* The exercise:
Repeat the material in full. Keep every line exactly as it is.

━━━ Provided data ━━━

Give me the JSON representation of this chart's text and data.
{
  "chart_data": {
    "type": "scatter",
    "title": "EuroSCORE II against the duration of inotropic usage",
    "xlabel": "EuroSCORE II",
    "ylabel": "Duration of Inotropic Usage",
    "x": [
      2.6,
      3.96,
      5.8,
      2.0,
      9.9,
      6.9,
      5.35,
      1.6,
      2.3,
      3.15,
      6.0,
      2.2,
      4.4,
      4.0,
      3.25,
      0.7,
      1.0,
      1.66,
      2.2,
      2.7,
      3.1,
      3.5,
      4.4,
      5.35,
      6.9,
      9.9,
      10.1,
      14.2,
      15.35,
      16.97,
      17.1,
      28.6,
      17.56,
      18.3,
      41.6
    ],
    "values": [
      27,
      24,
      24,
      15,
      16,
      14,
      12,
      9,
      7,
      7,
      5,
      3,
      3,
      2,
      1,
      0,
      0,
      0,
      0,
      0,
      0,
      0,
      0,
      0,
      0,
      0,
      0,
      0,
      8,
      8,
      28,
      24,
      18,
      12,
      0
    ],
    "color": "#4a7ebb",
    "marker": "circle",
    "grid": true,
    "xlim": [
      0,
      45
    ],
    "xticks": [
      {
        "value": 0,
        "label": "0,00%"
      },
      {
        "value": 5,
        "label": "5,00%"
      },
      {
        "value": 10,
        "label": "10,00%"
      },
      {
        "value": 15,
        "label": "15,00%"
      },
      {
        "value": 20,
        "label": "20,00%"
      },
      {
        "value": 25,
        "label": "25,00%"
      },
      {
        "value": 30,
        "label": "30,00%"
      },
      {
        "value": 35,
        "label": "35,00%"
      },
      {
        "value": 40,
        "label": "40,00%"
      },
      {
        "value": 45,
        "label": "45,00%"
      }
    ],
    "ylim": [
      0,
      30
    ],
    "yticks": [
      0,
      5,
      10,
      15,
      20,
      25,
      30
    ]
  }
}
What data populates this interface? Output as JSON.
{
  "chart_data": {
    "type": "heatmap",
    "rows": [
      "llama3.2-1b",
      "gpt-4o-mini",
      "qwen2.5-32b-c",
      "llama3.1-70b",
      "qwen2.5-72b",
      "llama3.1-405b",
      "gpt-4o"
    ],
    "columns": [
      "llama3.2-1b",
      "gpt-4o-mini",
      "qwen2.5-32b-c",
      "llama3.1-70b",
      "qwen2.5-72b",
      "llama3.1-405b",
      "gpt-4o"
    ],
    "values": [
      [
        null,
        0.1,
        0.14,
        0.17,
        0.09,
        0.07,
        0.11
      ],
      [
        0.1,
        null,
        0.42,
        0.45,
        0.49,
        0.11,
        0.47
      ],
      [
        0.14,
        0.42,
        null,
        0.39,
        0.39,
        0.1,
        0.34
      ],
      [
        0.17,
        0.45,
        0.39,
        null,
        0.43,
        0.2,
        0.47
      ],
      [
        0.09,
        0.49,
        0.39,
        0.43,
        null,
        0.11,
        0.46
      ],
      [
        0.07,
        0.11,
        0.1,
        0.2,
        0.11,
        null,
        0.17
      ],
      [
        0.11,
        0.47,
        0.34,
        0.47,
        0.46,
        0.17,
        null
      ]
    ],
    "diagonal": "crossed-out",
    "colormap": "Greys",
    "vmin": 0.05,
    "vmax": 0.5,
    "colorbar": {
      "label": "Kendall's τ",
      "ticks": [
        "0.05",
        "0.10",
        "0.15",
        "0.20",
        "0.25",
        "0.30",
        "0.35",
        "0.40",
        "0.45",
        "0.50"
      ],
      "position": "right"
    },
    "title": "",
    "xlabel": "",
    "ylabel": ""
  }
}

━━━

* The solution:
Give me the JSON representation of this chart's text and data.
{
  "chart_data": {
    "type": "scatter",
    "title": "EuroSCORE II against the duration of inotropic usage",
    "xlabel": "EuroSCORE II",
    "ylabel": "Duration of Inotropic Usage",
    "x": [
      2.6,
      3.96,
      5.8,
      2.0,
      9.9,
      6.9,
      5.35,
      1.6,
      2.3,
      3.15,
      6.0,
      2.2,
      4.4,
      4.0,
      3.25,
      0.7,
      1.0,
      1.66,
      2.2,
      2.7,
      3.1,
      3.5,
      4.4,
      5.35,
      6.9,
      9.9,
      10.1,
      14.2,
      15.35,
      16.97,
      17.1,
      28.6,
      17.56,
      18.3,
      41.6
    ],
    "values": [
      27,
      24,
      24,
      15,
      16,
      14,
      12,
      9,
      7,
      7,
      5,
      3,
      3,
      2,
      1,
      0,
      0,
      0,
      0,
      0,
      0,
      0,
      0,
      0,
      0,
      0,
      0,
      0,
      8,
      8,
      28,
      24,
      18,
      12,
      0
    ],
    "color": "#4a7ebb",
    "marker": "circle",
    "grid": true,
    "xlim": [
      0,
      45
    ],
    "xticks": [
      {
        "value": 0,
        "label": "0,00%"
      },
      {
        "value": 5,
        "label": "5,00%"
      },
      {
        "value": 10,
        "label": "10,00%"
      },
      {
        "value": 15,
        "label": "15,00%"
      },
      {
        "value": 20,
        "label": "20,00%"
      },
      {
        "value": 25,
        "label": "25,00%"
      },
      {
        "value": 30,
        "label": "30,00%"
      },
      {
        "value": 35,
        "label": "35,00%"
      },
      {
        "value": 40,
        "label": "40,00%"
      },
      {
        "value": 45,
        "label": "45,00%"
      }
    ],
    "ylim": [
      0,
      30
    ],
    "yticks": [
      0,
      5,
      10,
      15,
      20,
      25,
      30
    ]
  }
}
What data populates this interface? Output as JSON.
{
  "chart_data": {
    "type": "heatmap",
    "rows": [
      "llama3.2-1b",
      "gpt-4o-mini",
      "qwen2.5-32b-c",
      "llama3.1-70b",
      "qwen2.5-72b",
      "llama3.1-405b",
      "gpt-4o"
    ],
    "columns": [
      "llama3.2-1b",
      "gpt-4o-mini",
      "qwen2.5-32b-c",
      "llama3.1-70b",
      "qwen2.5-72b",
      "llama3.1-405b",
      "gpt-4o"
    ],
    "values": [
      [
        null,
        0.1,
        0.14,
        0.17,
        0.09,
        0.07,
        0.11
      ],
      [
        0.1,
        null,
        0.42,
        0.45,
        0.49,
        0.11,
        0.47
      ],
      [
        0.14,
        0.42,
        null,
        0.39,
        0.39,
        0.1,
        0.34
      ],
      [
        0.17,
        0.45,
        0.39,
        null,
        0.43,
        0.2,
        0.47
      ],
      [
        0.09,
        0.49,
        0.39,
        0.43,
        null,
        0.11,
        0.46
      ],
      [
        0.07,
        0.11,
        0.1,
        0.2,
        0.11,
        null,
        0.17
      ],
      [
        0.11,
        0.47,
        0.34,
        0.47,
        0.46,
        0.17,
        null
      ]
    ],
    "diagonal": "crossed-out",
    "colormap": "Greys",
    "vmin": 0.05,
    "vmax": 0.5,
    "colorbar": {
      "label": "Kendall's τ",
      "ticks": [
        "0.05",
        "0.10",
        "0.15",
        "0.20",
        "0.25",
        "0.30",
        "0.35",
        "0.40",
        "0.45",
        "0.50"
      ],
      "position": "right"
    },
    "title": "",
    "xlabel": "",
    "ylabel": ""
  }
}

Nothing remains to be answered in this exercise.